◆ **What you need to do**:
Exactly repeat all the records below, omitting the images they hold.
## start Raw records
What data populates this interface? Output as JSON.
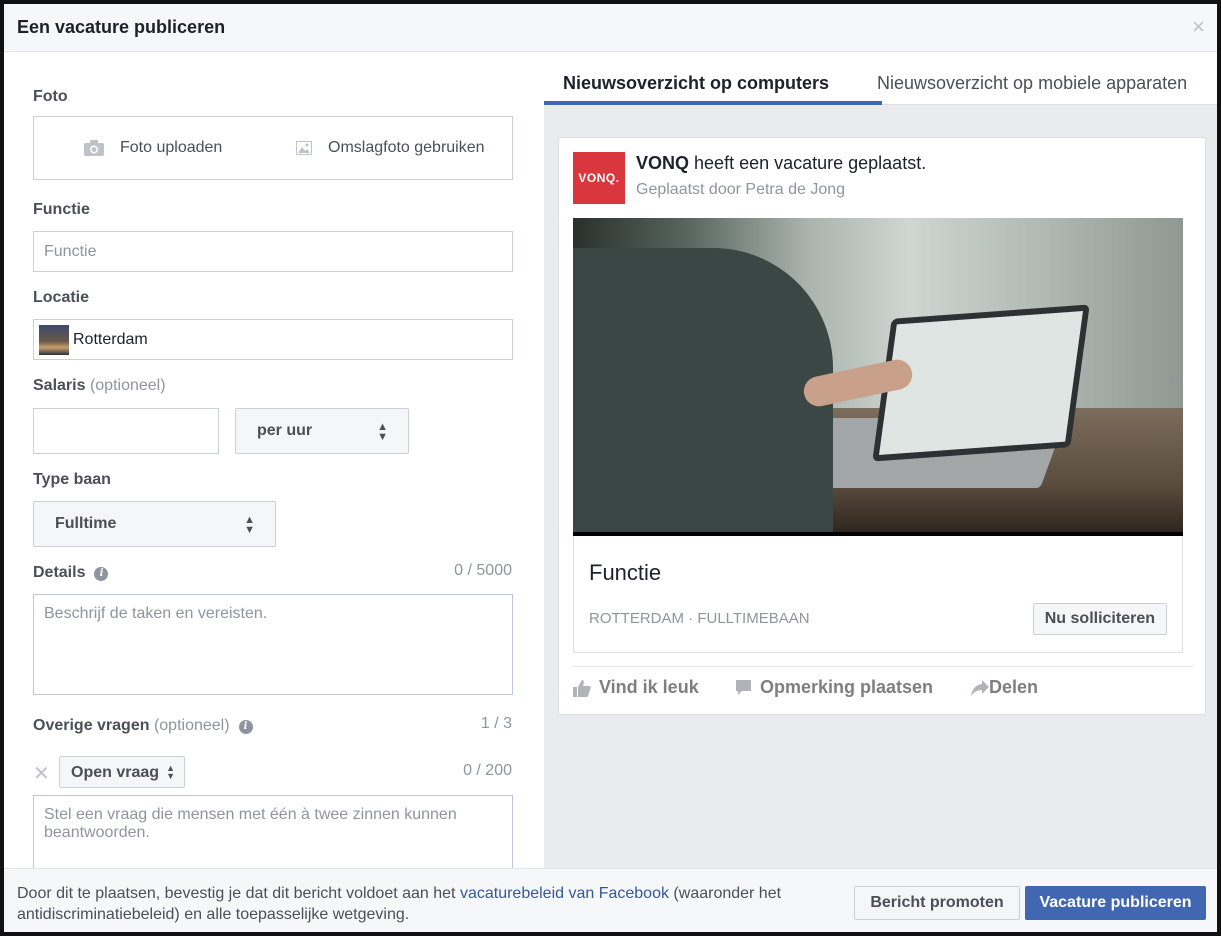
{
  "dialog": {
    "title": "Een vacature publiceren",
    "close": "×"
  },
  "form": {
    "photo": {
      "label": "Foto",
      "upload": "Foto uploaden",
      "cover": "Omslagfoto gebruiken"
    },
    "function": {
      "label": "Functie",
      "placeholder": "Functie"
    },
    "location": {
      "label": "Locatie",
      "value": "Rotterdam"
    },
    "salary": {
      "label": "Salaris",
      "optional": "(optioneel)",
      "value": "",
      "period": "per uur"
    },
    "job_type": {
      "label": "Type baan",
      "value": "Fulltime"
    },
    "details": {
      "label": "Details",
      "count": "0 / 5000",
      "placeholder": "Beschrijf de taken en vereisten."
    },
    "other": {
      "label": "Overige vragen",
      "optional": "(optioneel)",
      "count": "1 / 3",
      "question_type": "Open vraag",
      "question_count": "0 / 200",
      "question_placeholder": "Stel een vraag die mensen met één à twee zinnen kunnen beantwoorden."
    }
  },
  "preview": {
    "tabs": [
      "Nieuwsoverzicht op computers",
      "Nieuwsoverzicht op mobiele apparaten"
    ],
    "logo_text": "VONQ.",
    "company": "VONQ",
    "posted_text": "heeft een vacature geplaatst.",
    "byline": "Geplaatst door Petra de Jong",
    "job_title": "Functie",
    "meta": "ROTTERDAM · FULLTIMEBAAN",
    "apply": "Nu solliciteren",
    "actions": {
      "like": "Vind ik leuk",
      "comment": "Opmerking plaatsen",
      "share": "Delen"
    }
  },
  "footer": {
    "note_before": "Door dit te plaatsen, bevestig je dat dit bericht voldoet aan het ",
    "note_link": "vacaturebeleid van Facebook",
    "note_after": " (waaronder het antidiscriminatiebeleid) en alle toepasselijke wetgeving.",
    "promote": "Bericht promoten",
    "publish": "Vacature publiceren"
  },
  "colors": {
    "primary": "#4267b2",
    "link": "#365899",
    "logo_bg": "#d9363e"
  }
}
## end Raw records
◆ **Correct output**:
What data populates this interface? Output as JSON.
{
  "dialog": {
    "title": "Een vacature publiceren",
    "close": "×"
  },
  "form": {
    "photo": {
      "label": "Foto",
      "upload": "Foto uploaden",
      "cover": "Omslagfoto gebruiken"
    },
    "function": {
      "label": "Functie",
      "placeholder": "Functie"
    },
    "location": {
      "label": "Locatie",
      "value": "Rotterdam"
    },
    "salary": {
      "label": "Salaris",
      "optional": "(optioneel)",
      "value": "",
      "period": "per uur"
    },
    "job_type": {
      "label": "Type baan",
      "value": "Fulltime"
    },
    "details": {
      "label": "Details",
      "count": "0 / 5000",
      "placeholder": "Beschrijf de taken en vereisten."
    },
    "other": {
      "label": "Overige vragen",
      "optional": "(optioneel)",
      "count": "1 / 3",
      "question_type": "Open vraag",
      "question_count": "0 / 200",
      "question_placeholder": "Stel een vraag die mensen met één à twee zinnen kunnen beantwoorden."
    }
  },
  "preview": {
    "tabs": [
      "Nieuwsoverzicht op computers",
      "Nieuwsoverzicht op mobiele apparaten"
    ],
    "logo_text": "VONQ.",
    "company": "VONQ",
    "posted_text": "heeft een vacature geplaatst.",
    "byline": "Geplaatst door Petra de Jong",
    "job_title": "Functie",
    "meta": "ROTTERDAM · FULLTIMEBAAN",
    "apply": "Nu solliciteren",
    "actions": {
      "like": "Vind ik leuk",
      "comment": "Opmerking plaatsen",
      "share": "Delen"
    }
  },
  "footer": {
    "note_before": "Door dit te plaatsen, bevestig je dat dit bericht voldoet aan het ",
    "note_link": "vacaturebeleid van Facebook",
    "note_after": " (waaronder het antidiscriminatiebeleid) en alle toepasselijke wetgeving.",
    "promote": "Bericht promoten",
    "publish": "Vacature publiceren"
  },
  "colors": {
    "primary": "#4267b2",
    "link": "#365899",
    "logo_bg": "#d9363e"
  }
}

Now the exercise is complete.